## Problem description:
Print the data exactly, leaving nothing out.

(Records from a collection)
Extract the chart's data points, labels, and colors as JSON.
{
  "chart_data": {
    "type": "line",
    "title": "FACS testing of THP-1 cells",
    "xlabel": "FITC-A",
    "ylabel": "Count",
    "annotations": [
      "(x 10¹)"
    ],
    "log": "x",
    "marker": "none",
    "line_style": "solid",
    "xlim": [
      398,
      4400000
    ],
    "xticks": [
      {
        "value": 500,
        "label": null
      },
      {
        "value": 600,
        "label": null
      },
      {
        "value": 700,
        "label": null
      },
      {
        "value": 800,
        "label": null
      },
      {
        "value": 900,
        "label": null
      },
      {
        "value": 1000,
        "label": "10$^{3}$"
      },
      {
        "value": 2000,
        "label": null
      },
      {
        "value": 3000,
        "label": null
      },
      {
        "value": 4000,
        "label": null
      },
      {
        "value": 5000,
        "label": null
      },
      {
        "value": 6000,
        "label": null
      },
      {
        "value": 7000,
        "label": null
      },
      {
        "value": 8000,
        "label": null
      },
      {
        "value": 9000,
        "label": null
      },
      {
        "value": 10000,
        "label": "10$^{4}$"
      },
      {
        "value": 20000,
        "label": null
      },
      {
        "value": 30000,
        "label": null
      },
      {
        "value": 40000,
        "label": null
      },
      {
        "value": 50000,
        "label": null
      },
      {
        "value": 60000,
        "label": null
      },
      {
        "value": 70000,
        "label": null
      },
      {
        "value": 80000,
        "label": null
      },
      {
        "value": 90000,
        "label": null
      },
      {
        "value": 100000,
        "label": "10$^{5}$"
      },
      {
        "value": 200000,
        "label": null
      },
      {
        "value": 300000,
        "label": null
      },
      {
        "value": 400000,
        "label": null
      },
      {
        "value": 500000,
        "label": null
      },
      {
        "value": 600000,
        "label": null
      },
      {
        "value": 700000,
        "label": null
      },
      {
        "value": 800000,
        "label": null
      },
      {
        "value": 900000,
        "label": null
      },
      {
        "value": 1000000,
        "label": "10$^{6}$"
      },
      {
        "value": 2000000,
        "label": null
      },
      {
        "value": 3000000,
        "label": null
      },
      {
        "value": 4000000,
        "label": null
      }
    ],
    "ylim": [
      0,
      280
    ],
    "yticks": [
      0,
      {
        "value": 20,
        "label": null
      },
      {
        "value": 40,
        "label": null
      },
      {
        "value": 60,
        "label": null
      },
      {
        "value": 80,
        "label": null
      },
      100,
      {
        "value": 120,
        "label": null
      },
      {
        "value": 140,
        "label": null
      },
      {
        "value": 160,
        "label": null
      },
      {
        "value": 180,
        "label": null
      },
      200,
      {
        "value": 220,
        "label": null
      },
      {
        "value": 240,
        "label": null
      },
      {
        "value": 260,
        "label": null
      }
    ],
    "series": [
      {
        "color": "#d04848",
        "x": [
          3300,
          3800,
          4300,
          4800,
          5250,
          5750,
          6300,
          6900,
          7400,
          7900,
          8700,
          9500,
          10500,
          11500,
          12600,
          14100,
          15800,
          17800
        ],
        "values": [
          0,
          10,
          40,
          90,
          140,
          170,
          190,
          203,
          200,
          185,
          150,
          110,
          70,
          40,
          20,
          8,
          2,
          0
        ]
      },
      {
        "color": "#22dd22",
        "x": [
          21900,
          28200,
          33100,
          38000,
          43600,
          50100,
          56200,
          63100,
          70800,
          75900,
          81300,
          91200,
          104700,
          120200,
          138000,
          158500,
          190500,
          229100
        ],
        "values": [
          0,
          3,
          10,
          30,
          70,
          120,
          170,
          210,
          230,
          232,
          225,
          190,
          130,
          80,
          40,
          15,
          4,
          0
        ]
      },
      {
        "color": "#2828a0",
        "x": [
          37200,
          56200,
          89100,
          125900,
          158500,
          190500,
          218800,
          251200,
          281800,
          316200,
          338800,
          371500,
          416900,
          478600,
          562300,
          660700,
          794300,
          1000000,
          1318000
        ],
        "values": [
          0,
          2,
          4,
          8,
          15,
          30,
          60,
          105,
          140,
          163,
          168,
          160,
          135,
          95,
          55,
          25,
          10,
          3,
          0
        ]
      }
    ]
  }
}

## Reply:
Extract the chart's data points, labels, and colors as JSON.
{
  "chart_data": {
    "type": "line",
    "title": "FACS testing of THP-1 cells",
    "xlabel": "FITC-A",
    "ylabel": "Count",
    "annotations": [
      "(x 10¹)"
    ],
    "log": "x",
    "marker": "none",
    "line_style": "solid",
    "xlim": [
      398,
      4400000
    ],
    "xticks": [
      {
        "value": 500,
        "label": null
      },
      {
        "value": 600,
        "label": null
      },
      {
        "value": 700,
        "label": null
      },
      {
        "value": 800,
        "label": null
      },
      {
        "value": 900,
        "label": null
      },
      {
        "value": 1000,
        "label": "10$^{3}$"
      },
      {
        "value": 2000,
        "label": null
      },
      {
        "value": 3000,
        "label": null
      },
      {
        "value": 4000,
        "label": null
      },
      {
        "value": 5000,
        "label": null
      },
      {
        "value": 6000,
        "label": null
      },
      {
        "value": 7000,
        "label": null
      },
      {
        "value": 8000,
        "label": null
      },
      {
        "value": 9000,
        "label": null
      },
      {
        "value": 10000,
        "label": "10$^{4}$"
      },
      {
        "value": 20000,
        "label": null
      },
      {
        "value": 30000,
        "label": null
      },
      {
        "value": 40000,
        "label": null
      },
      {
        "value": 50000,
        "label": null
      },
      {
        "value": 60000,
        "label": null
      },
      {
        "value": 70000,
        "label": null
      },
      {
        "value": 80000,
        "label": null
      },
      {
        "value": 90000,
        "label": null
      },
      {
        "value": 100000,
        "label": "10$^{5}$"
      },
      {
        "value": 200000,
        "label": null
      },
      {
        "value": 300000,
        "label": null
      },
      {
        "value": 400000,
        "label": null
      },
      {
        "value": 500000,
        "label": null
      },
      {
        "value": 600000,
        "label": null
      },
      {
        "value": 700000,
        "label": null
      },
      {
        "value": 800000,
        "label": null
      },
      {
        "value": 900000,
        "label": null
      },
      {
        "value": 1000000,
        "label": "10$^{6}$"
      },
      {
        "value": 2000000,
        "label": null
      },
      {
        "value": 3000000,
        "label": null
      },
      {
        "value": 4000000,
        "label": null
      }
    ],
    "ylim": [
      0,
      280
    ],
    "yticks": [
      0,
      {
        "value": 20,
        "label": null
      },
      {
        "value": 40,
        "label": null
      },
      {
        "value": 60,
        "label": null
      },
      {
        "value": 80,
        "label": null
      },
      100,
      {
        "value": 120,
        "label": null
      },
      {
        "value": 140,
        "label": null
      },
      {
        "value": 160,
        "label": null
      },
      {
        "value": 180,
        "label": null
      },
      200,
      {
        "value": 220,
        "label": null
      },
      {
        "value": 240,
        "label": null
      },
      {
        "value": 260,
        "label": null
      }
    ],
    "series": [
      {
        "color": "#d04848",
        "x": [
          3300,
          3800,
          4300,
          4800,
          5250,
          5750,
          6300,
          6900,
          7400,
          7900,
          8700,
          9500,
          10500,
          11500,
          12600,
          14100,
          15800,
          17800
        ],
        "values": [
          0,
          10,
          40,
          90,
          140,
          170,
          190,
          203,
          200,
          185,
          150,
          110,
          70,
          40,
          20,
          8,
          2,
          0
        ]
      },
      {
        "color": "#22dd22",
        "x": [
          21900,
          28200,
          33100,
          38000,
          43600,
          50100,
          56200,
          63100,
          70800,
          75900,
          81300,
          91200,
          104700,
          120200,
          138000,
          158500,
          190500,
          229100
        ],
        "values": [
          0,
          3,
          10,
          30,
          70,
          120,
          170,
          210,
          230,
          232,
          225,
          190,
          130,
          80,
          40,
          15,
          4,
          0
        ]
      },
      {
        "color": "#2828a0",
        "x": [
          37200,
          56200,
          89100,
          125900,
          158500,
          190500,
          218800,
          251200,
          281800,
          316200,
          338800,
          371500,
          416900,
          478600,
          562300,
          660700,
          794300,
          1000000,
          1318000
        ],
        "values": [
          0,
          2,
          4,
          8,
          15,
          30,
          60,
          105,
          140,
          163,
          168,
          160,
          135,
          95,
          55,
          25,
          10,
          3,
          0
        ]
      }
    ]
  }
}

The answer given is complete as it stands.